Data records
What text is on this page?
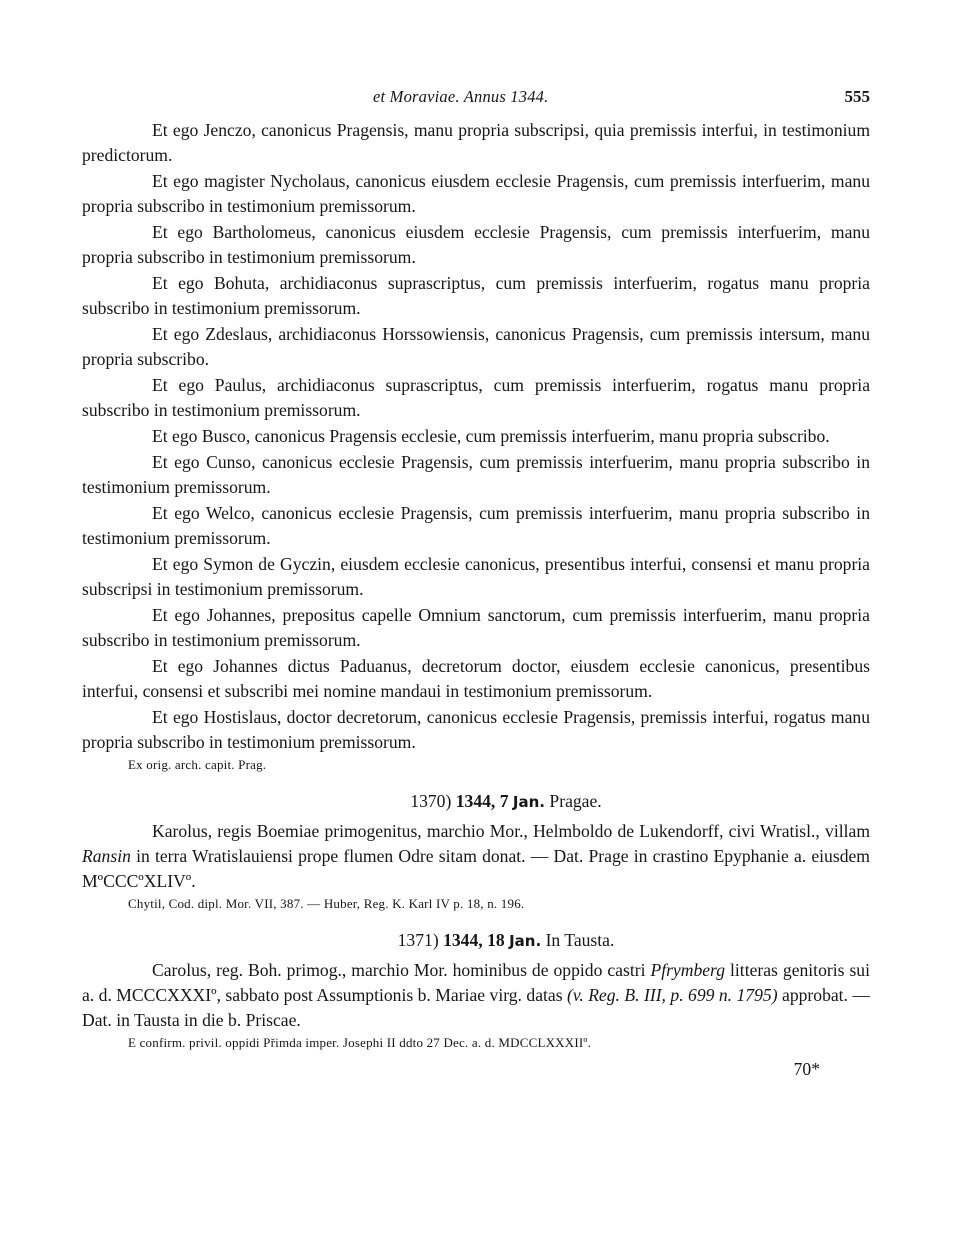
et Moraviae. Annus 1344.	555

Et ego Jenczo, canonicus Pragensis, manu propria subscripsi, quia premissis interfui, in testimonium predictorum.

Et ego magister Nycholaus, canonicus eiusdem ecclesie Pragensis, cum premissis interfuerim, manu propria subscribo in testimonium premissorum.

Et ego Bartholomeus, canonicus eiusdem ecclesie Pragensis, cum premissis interfuerim, manu propria subscribo in testimonium premissorum.

Et ego Bohuta, archidiaconus suprascriptus, cum premissis interfuerim, rogatus manu propria subscribo in testimonium premissorum.

Et ego Zdeslaus, archidiaconus Horssowiensis, canonicus Pragensis, cum premissis intersum, manu propria subscribo.

Et ego Paulus, archidiaconus suprascriptus, cum premissis interfuerim, rogatus manu propria subscribo in testimonium premissorum.

Et ego Busco, canonicus Pragensis ecclesie, cum premissis interfuerim, manu propria subscribo.

Et ego Cunso, canonicus ecclesie Pragensis, cum premissis interfuerim, manu propria subscribo in testimonium premissorum.

Et ego Welco, canonicus ecclesie Pragensis, cum premissis interfuerim, manu propria subscribo in testimonium premissorum.

Et ego Symon de Gyczin, eiusdem ecclesie canonicus, presentibus interfui, consensi et manu propria subscripsi in testimonium premissorum.

Et ego Johannes, prepositus capelle Omnium sanctorum, cum premissis interfuerim, manu propria subscribo in testimonium premissorum.

Et ego Johannes dictus Paduanus, decretorum doctor, eiusdem ecclesie canonicus, presentibus interfui, consensi et subscribi mei nomine mandaui in testimonium premissorum.

Et ego Hostislaus, doctor decretorum, canonicus ecclesie Pragensis, premissis interfui, rogatus manu propria subscribo in testimonium premissorum.

Ex orig. arch. capit. Prag.
1370) 1344, 7 Jan. Pragae.

Karolus, regis Boemiae primogenitus, marchio Mor., Helmboldo de Lukendorff, civi Wratisl., villam Ransin in terra Wratislauiensi prope flumen Odre sitam donat. — Dat. Prage in crastino Epyphanie a. eiusdem MºCCCºXLIVº.

Chytil, Cod. dipl. Mor. VII, 387. — Huber, Reg. K. Karl IV p. 18, n. 196.
1371) 1344, 18 Jan. In Tausta.

Carolus, reg. Boh. primog., marchio Mor. hominibus de oppido castri Pfrymberg litteras genitoris sui a. d. MCCCXXXIº, sabbato post Assumptionis b. Mariae virg. datas (v. Reg. B. III, p. 699 n. 1795) approbat. — Dat. in Tausta in die b. Priscae.

E confirm. privil. oppidi Přimda imper. Josephi II ddto 27 Dec. a. d. MDCCLXXXIIº.
70*
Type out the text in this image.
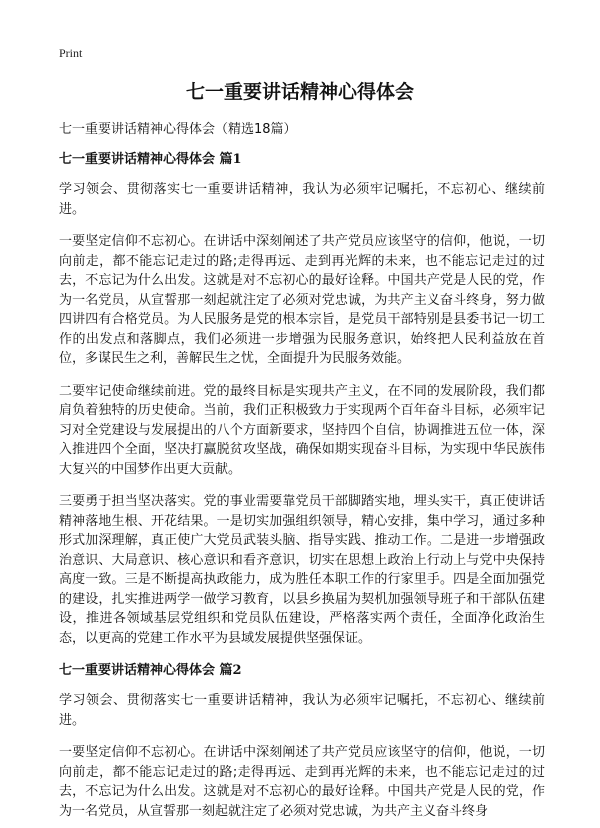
Print
七一重要讲话精神心得体会

七一重要讲话精神心得体会（精选18篇）

七一重要讲话精神心得体会 篇1

学习领会、贯彻落实七一重要讲话精神，我认为必须牢记嘱托，不忘初心、继续前进。

一要坚定信仰不忘初心。在讲话中深刻阐述了共产党员应该坚守的信仰，他说，一切向前走，都不能忘记走过的路;走得再远、走到再光辉的未来，也不能忘记走过的过去，不忘记为什么出发。这就是对不忘初心的最好诠释。中国共产党是人民的党，作为一名党员，从宣誓那一刻起就注定了必须对党忠诚，为共产主义奋斗终身，努力做四讲四有合格党员。为人民服务是党的根本宗旨，是党员干部特别是县委书记一切工作的出发点和落脚点，我们必须进一步增强为民服务意识，始终把人民利益放在首位，多谋民生之利，善解民生之忧，全面提升为民服务效能。

二要牢记使命继续前进。党的最终目标是实现共产主义，在不同的发展阶段，我们都肩负着独特的历史使命。当前，我们正积极致力于实现两个百年奋斗目标，必须牢记习对全党建设与发展提出的八个方面新要求，坚持四个自信，协调推进五位一体，深入推进四个全面，坚决打赢脱贫攻坚战，确保如期实现奋斗目标，为实现中华民族伟大复兴的中国梦作出更大贡献。

三要勇于担当坚决落实。党的事业需要靠党员干部脚踏实地，埋头实干，真正使讲话精神落地生根、开花结果。一是切实加强组织领导，精心安排，集中学习，通过多种形式加深理解，真正使广大党员武装头脑、指导实践、推动工作。二是进一步增强政治意识、大局意识、核心意识和看齐意识，切实在思想上政治上行动上与党中央保持高度一致。三是不断提高执政能力，成为胜任本职工作的行家里手。四是全面加强党的建设，扎实推进两学一做学习教育，以县乡换届为契机加强领导班子和干部队伍建设，推进各领域基层党组织和党员队伍建设，严格落实两个责任，全面净化政治生态，以更高的党建工作水平为县域发展提供坚强保证。

七一重要讲话精神心得体会 篇2

学习领会、贯彻落实七一重要讲话精神，我认为必须牢记嘱托，不忘初心、继续前进。

一要坚定信仰不忘初心。在讲话中深刻阐述了共产党员应该坚守的信仰，他说，一切向前走，都不能忘记走过的路;走得再远、走到再光辉的未来，也不能忘记走过的过去，不忘记为什么出发。这就是对不忘初心的最好诠释。中国共产党是人民的党，作为一名党员，从宣誓那一刻起就注定了必须对党忠诚，为共产主义奋斗终身
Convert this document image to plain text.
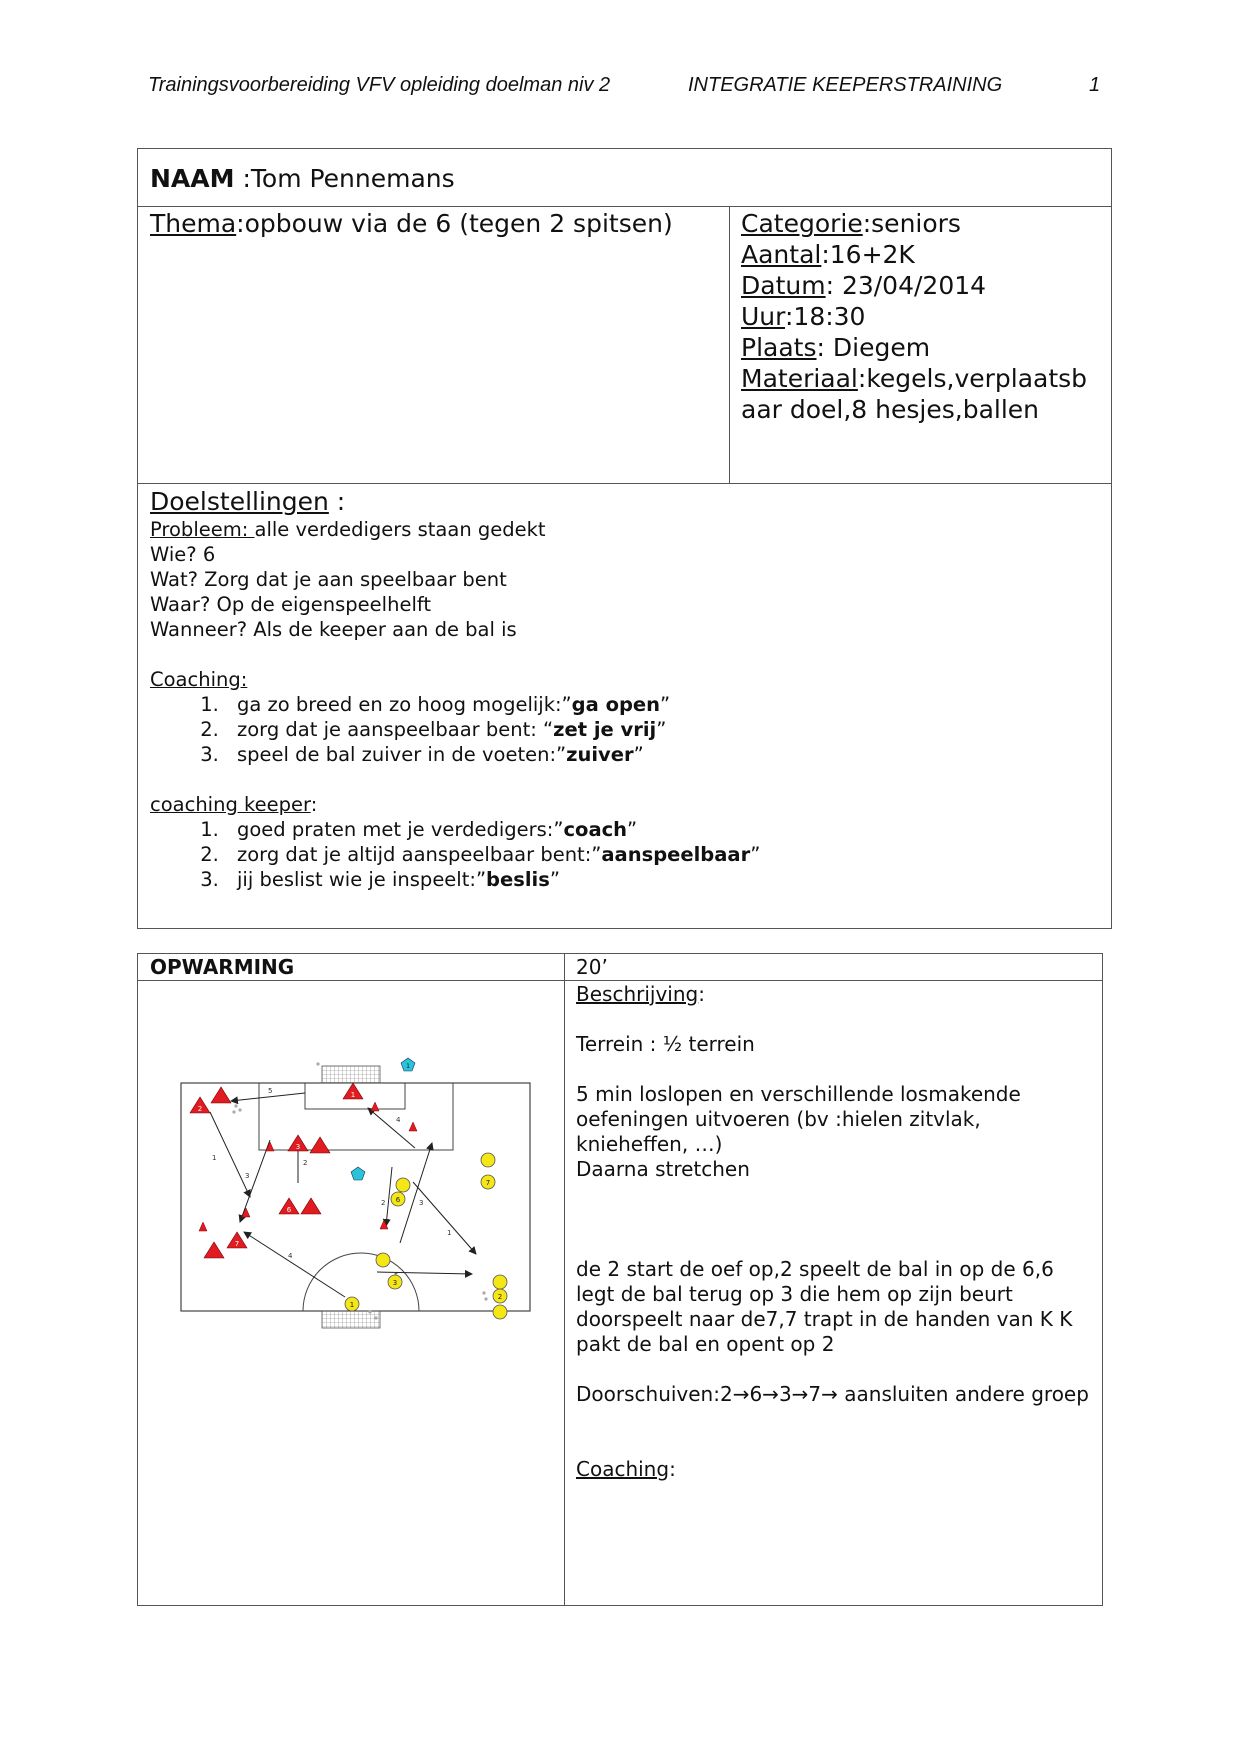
Trainingsvoorbereiding VFV opleiding doelman niv 2	INTEGRATIE KEEPERSTRAINING	1
NAAM :Tom Pennemans
Thema:opbouw via de 6 (tegen 2 spitsen)	Categorie:seniors
Aantal:16+2K
Datum: 23/04/2014
Uur:18:30
Plaats: Diegem
Materiaal:kegels,verplaatsb
aar doel,8 hesjes,ballen
Doelstellingen :
Probleem: alle verdedigers staan gedekt
Wie? 6
Wat? Zorg dat je aan speelbaar bent
Waar? Op de eigenspeelhelft
Wanneer? Als de keeper aan de bal is
Coaching:
1. ga zo breed en zo hoog mogelijk:”ga open”
2. zorg dat je aanspeelbaar bent: “zet je vrij”
3. speel de bal zuiver in de voeten:”zuiver”
coaching keeper:
1. goed praten met je verdedigers:”coach”
2. zorg dat je altijd aanspeelbaar bent:”aanspeelbaar”
3. jij beslist wie je inspeelt:”beslis”
OPWARMING	20’
Beschrijving:
Terrein : ½ terrein
5 min loslopen en verschillende losmakende oefeningen uitvoeren (bv :hielen zitvlak, knieheffen, …)
Daarna stretchen
de 2 start de oef op,2 speelt de bal in op de 6,6 legt de bal terug op 3 die hem op zijn beurt doorspeelt naar de7,7 trapt in de handen van K K pakt de bal en opent op 2
Doorschuiven:2→6→3→7→ aansluiten andere groep
Coaching:
5
4
1
3
2
4
2
1
3
2
3
6
7
1
7
6
3
1
2
1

== REQUIRED TASK ==
Show every line where the string "不忘记为什么出发" appears.

== COMPLETED EXERCISE ==
一要坚定信仰不忘初心。在讲话中深刻阐述了共产党员应该坚守的信仰，他说，一切向前走，都不能忘记走过的路;走得再远、走到再光辉的未来，也不能忘记走过的过去，不忘记为什么出发。这就是对不忘初心的最好诠释。中国共产党是人民的党，作为一名党员，从宣誓那一刻起就注定了必须对党忠诚，为共产主义奋斗终身，努力做四讲四有合格党员。为人民服务是党的根本宗旨，是党员干部特别是县委书记一切工作的出发点和落脚点，我们必须进一步增强为民服务意识，始终把人民利益放在首位，多谋民生之利，善解民生之忧，全面提升为民服务效能。
一要坚定信仰不忘初心。在讲话中深刻阐述了共产党员应该坚守的信仰，他说，一切向前走，都不能忘记走过的路;走得再远、走到再光辉的未来，也不能忘记走过的过去，不忘记为什么出发。这就是对不忘初心的最好诠释。中国共产党是人民的党，作为一名党员，从宣誓那一刻起就注定了必须对党忠诚，为共产主义奋斗终身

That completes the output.